:: DIRECTIONS ::
Keep only the lines that hold the string "земельного", filtering out the rest of the entries below.

:: Records from a dataset ::
- - - -

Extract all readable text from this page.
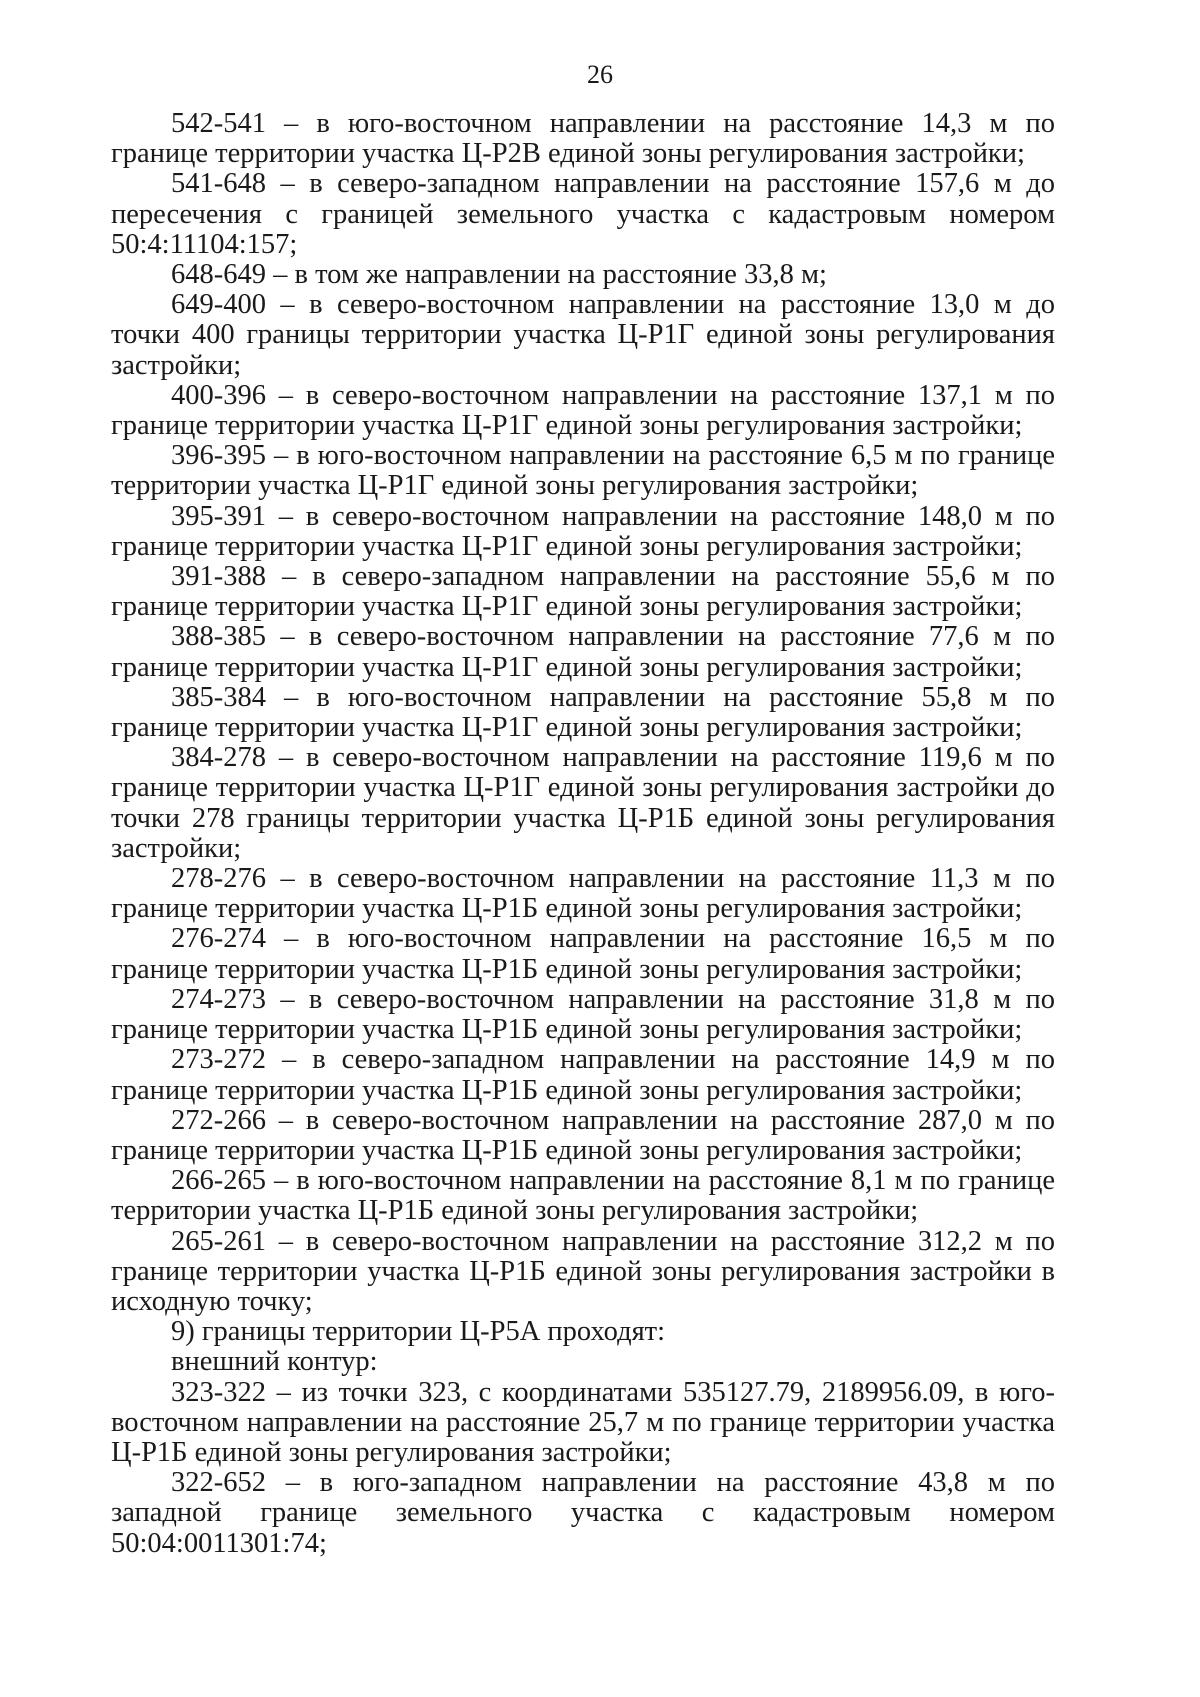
26

542-541 – в юго-восточном направлении на расстояние 14,3 м по границе территории участка Ц-Р2В единой зоны регулирования застройки;

541-648 – в северо-западном направлении на расстояние 157,6 м до пересечения с границей земельного участка с кадастровым номером 50:4:11104:157;

648-649 – в том же направлении на расстояние 33,8 м;

649-400 – в северо-восточном направлении на расстояние 13,0 м до точки 400 границы территории участка Ц-Р1Г единой зоны регулирования застройки;

400-396 – в северо-восточном направлении на расстояние 137,1 м по границе территории участка Ц-Р1Г единой зоны регулирования застройки;

396-395 – в юго-восточном направлении на расстояние 6,5 м по границе территории участка Ц-Р1Г единой зоны регулирования застройки;

395-391 – в северо-восточном направлении на расстояние 148,0 м по границе территории участка Ц-Р1Г единой зоны регулирования застройки;

391-388 – в северо-западном направлении на расстояние 55,6 м по границе территории участка Ц-Р1Г единой зоны регулирования застройки;

388-385 – в северо-восточном направлении на расстояние 77,6 м по границе территории участка Ц-Р1Г единой зоны регулирования застройки;

385-384 – в юго-восточном направлении на расстояние 55,8 м по границе территории участка Ц-Р1Г единой зоны регулирования застройки;

384-278 – в северо-восточном направлении на расстояние 119,6 м по границе территории участка Ц-Р1Г единой зоны регулирования застройки до точки 278 границы территории участка Ц-Р1Б единой зоны регулирования застройки;

278-276 – в северо-восточном направлении на расстояние 11,3 м по границе территории участка Ц-Р1Б единой зоны регулирования застройки;

276-274 – в юго-восточном направлении на расстояние 16,5 м по границе территории участка Ц-Р1Б единой зоны регулирования застройки;

274-273 – в северо-восточном направлении на расстояние 31,8 м по границе территории участка Ц-Р1Б единой зоны регулирования застройки;

273-272 – в северо-западном направлении на расстояние 14,9 м по границе территории участка Ц-Р1Б единой зоны регулирования застройки;

272-266 – в северо-восточном направлении на расстояние 287,0 м по границе территории участка Ц-Р1Б единой зоны регулирования застройки;

266-265 – в юго-восточном направлении на расстояние 8,1 м по границе территории участка Ц-Р1Б единой зоны регулирования застройки;

265-261 – в северо-восточном направлении на расстояние 312,2 м по границе территории участка Ц-Р1Б единой зоны регулирования застройки в исходную точку;

9) границы территории Ц-Р5А проходят:

внешний контур:

323-322 – из точки 323, с координатами 535127.79, 2189956.09, в юго-восточном направлении на расстояние 25,7 м по границе территории участка Ц-Р1Б единой зоны регулирования застройки;

322-652 – в юго-западном направлении на расстояние 43,8 м по западной границе земельного участка с кадастровым номером 50:04:0011301:74;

- - - -

:: CORRECT RESPONSE ::
541-648 – в северо-западном направлении на расстояние 157,6 м до пересечения с границей земельного участка с кадастровым номером 50:4:11104:157;
322-652 – в юго-западном направлении на расстояние 43,8 м по западной границе земельного участка с кадастровым номером 50:04:0011301:74;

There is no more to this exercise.